Items:
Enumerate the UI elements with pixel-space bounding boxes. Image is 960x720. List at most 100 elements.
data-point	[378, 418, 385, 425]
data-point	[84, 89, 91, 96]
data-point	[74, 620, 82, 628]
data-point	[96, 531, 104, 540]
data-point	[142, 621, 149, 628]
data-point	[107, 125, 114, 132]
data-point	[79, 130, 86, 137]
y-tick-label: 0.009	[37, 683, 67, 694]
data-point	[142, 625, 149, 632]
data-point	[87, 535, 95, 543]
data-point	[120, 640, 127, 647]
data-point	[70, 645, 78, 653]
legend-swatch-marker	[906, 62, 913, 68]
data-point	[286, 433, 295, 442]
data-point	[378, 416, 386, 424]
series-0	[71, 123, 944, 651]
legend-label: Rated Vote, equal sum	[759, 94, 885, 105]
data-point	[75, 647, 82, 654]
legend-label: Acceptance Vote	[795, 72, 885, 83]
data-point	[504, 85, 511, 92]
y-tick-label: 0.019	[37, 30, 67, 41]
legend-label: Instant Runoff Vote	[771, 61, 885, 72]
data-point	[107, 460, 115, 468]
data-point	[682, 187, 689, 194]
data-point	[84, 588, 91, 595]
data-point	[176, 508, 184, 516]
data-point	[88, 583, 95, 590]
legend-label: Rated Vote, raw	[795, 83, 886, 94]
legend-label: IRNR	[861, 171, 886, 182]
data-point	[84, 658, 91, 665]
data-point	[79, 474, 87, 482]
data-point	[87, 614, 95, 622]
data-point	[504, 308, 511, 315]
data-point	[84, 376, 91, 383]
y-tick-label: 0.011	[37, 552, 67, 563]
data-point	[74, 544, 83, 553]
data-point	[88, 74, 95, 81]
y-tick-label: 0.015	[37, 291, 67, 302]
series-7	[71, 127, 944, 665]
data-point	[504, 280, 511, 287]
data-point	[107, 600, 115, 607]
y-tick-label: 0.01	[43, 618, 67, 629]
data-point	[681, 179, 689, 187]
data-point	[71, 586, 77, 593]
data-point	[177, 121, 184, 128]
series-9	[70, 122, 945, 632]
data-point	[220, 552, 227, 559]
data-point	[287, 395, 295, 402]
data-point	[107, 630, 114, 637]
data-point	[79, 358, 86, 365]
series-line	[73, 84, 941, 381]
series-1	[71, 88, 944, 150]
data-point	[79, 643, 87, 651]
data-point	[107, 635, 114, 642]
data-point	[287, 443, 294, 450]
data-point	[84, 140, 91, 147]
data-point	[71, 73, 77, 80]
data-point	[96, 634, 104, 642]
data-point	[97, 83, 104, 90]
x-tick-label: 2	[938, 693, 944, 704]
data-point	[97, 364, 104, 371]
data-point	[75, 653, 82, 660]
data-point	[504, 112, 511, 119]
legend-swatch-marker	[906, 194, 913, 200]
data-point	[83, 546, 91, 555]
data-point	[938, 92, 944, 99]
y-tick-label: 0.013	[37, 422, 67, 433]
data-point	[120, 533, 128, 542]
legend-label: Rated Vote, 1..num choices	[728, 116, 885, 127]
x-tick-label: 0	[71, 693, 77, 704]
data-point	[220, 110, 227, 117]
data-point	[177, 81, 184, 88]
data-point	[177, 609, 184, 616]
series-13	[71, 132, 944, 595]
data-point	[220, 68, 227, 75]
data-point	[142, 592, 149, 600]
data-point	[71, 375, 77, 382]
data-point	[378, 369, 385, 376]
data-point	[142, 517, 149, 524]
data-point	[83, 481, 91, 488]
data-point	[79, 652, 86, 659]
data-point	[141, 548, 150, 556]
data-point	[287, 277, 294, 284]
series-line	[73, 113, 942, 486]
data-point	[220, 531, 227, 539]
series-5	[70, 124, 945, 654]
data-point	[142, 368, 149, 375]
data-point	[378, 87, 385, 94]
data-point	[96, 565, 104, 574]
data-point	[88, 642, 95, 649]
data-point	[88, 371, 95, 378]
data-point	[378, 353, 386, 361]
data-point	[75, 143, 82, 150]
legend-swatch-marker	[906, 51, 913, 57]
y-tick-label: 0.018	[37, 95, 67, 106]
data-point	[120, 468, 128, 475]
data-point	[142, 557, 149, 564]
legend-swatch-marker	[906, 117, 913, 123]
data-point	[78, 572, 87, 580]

Your objective: Please set down every line of the records above again, character for character and in the same order.

Solution:
Enumerate the UI elements with pixel-space bounding boxes. Image is 960x720. List at most 100 elements.
data-point	[378, 418, 385, 425]
data-point	[84, 89, 91, 96]
data-point	[74, 620, 82, 628]
data-point	[96, 531, 104, 540]
data-point	[142, 621, 149, 628]
data-point	[107, 125, 114, 132]
data-point	[79, 130, 86, 137]
y-tick-label: 0.009	[37, 683, 67, 694]
data-point	[142, 625, 149, 632]
data-point	[87, 535, 95, 543]
data-point	[120, 640, 127, 647]
data-point	[70, 645, 78, 653]
legend-swatch-marker	[906, 62, 913, 68]
data-point	[286, 433, 295, 442]
data-point	[378, 416, 386, 424]
series-0	[71, 123, 944, 651]
legend-label: Rated Vote, equal sum	[759, 94, 885, 105]
data-point	[75, 647, 82, 654]
legend-label: Acceptance Vote	[795, 72, 885, 83]
data-point	[504, 85, 511, 92]
y-tick-label: 0.019	[37, 30, 67, 41]
legend-label: Instant Runoff Vote	[771, 61, 885, 72]
data-point	[107, 460, 115, 468]
data-point	[682, 187, 689, 194]
data-point	[84, 588, 91, 595]
data-point	[176, 508, 184, 516]
data-point	[88, 583, 95, 590]
legend-label: Rated Vote, raw	[795, 83, 886, 94]
legend-label: IRNR	[861, 171, 886, 182]
data-point	[84, 658, 91, 665]
data-point	[79, 474, 87, 482]
data-point	[87, 614, 95, 622]
data-point	[504, 308, 511, 315]
data-point	[84, 376, 91, 383]
y-tick-label: 0.011	[37, 552, 67, 563]
data-point	[74, 544, 83, 553]
data-point	[88, 74, 95, 81]
y-tick-label: 0.015	[37, 291, 67, 302]
series-7	[71, 127, 944, 665]
data-point	[504, 280, 511, 287]
data-point	[107, 600, 115, 607]
y-tick-label: 0.01	[43, 618, 67, 629]
data-point	[681, 179, 689, 187]
data-point	[71, 586, 77, 593]
data-point	[177, 121, 184, 128]
series-9	[70, 122, 945, 632]
data-point	[220, 552, 227, 559]
data-point	[287, 395, 295, 402]
data-point	[107, 630, 114, 637]
data-point	[79, 358, 86, 365]
series-line	[73, 84, 941, 381]
series-1	[71, 88, 944, 150]
data-point	[79, 643, 87, 651]
data-point	[107, 635, 114, 642]
data-point	[287, 443, 294, 450]
data-point	[84, 140, 91, 147]
data-point	[71, 73, 77, 80]
data-point	[96, 634, 104, 642]
data-point	[97, 83, 104, 90]
x-tick-label: 2	[938, 693, 944, 704]
data-point	[97, 364, 104, 371]
data-point	[75, 653, 82, 660]
data-point	[504, 112, 511, 119]
legend-swatch-marker	[906, 194, 913, 200]
data-point	[83, 546, 91, 555]
data-point	[938, 92, 944, 99]
y-tick-label: 0.013	[37, 422, 67, 433]
data-point	[120, 533, 128, 542]
legend-label: Rated Vote, 1..num choices	[728, 116, 885, 127]
x-tick-label: 0	[71, 693, 77, 704]
data-point	[220, 110, 227, 117]
data-point	[177, 81, 184, 88]
data-point	[177, 609, 184, 616]
series-13	[71, 132, 944, 595]
data-point	[220, 68, 227, 75]
data-point	[142, 592, 149, 600]
data-point	[71, 375, 77, 382]
data-point	[378, 369, 385, 376]
data-point	[142, 517, 149, 524]
data-point	[83, 481, 91, 488]
data-point	[79, 652, 86, 659]
data-point	[141, 548, 150, 556]
data-point	[287, 277, 294, 284]
series-line	[73, 113, 942, 486]
data-point	[220, 531, 227, 539]
series-5	[70, 124, 945, 654]
data-point	[142, 368, 149, 375]
data-point	[378, 87, 385, 94]
data-point	[96, 565, 104, 574]
data-point	[88, 642, 95, 649]
data-point	[88, 371, 95, 378]
data-point	[378, 353, 386, 361]
data-point	[75, 143, 82, 150]
legend-swatch-marker	[906, 51, 913, 57]
y-tick-label: 0.018	[37, 95, 67, 106]
data-point	[120, 468, 128, 475]
data-point	[142, 557, 149, 564]
legend-swatch-marker	[906, 117, 913, 123]
data-point	[78, 572, 87, 580]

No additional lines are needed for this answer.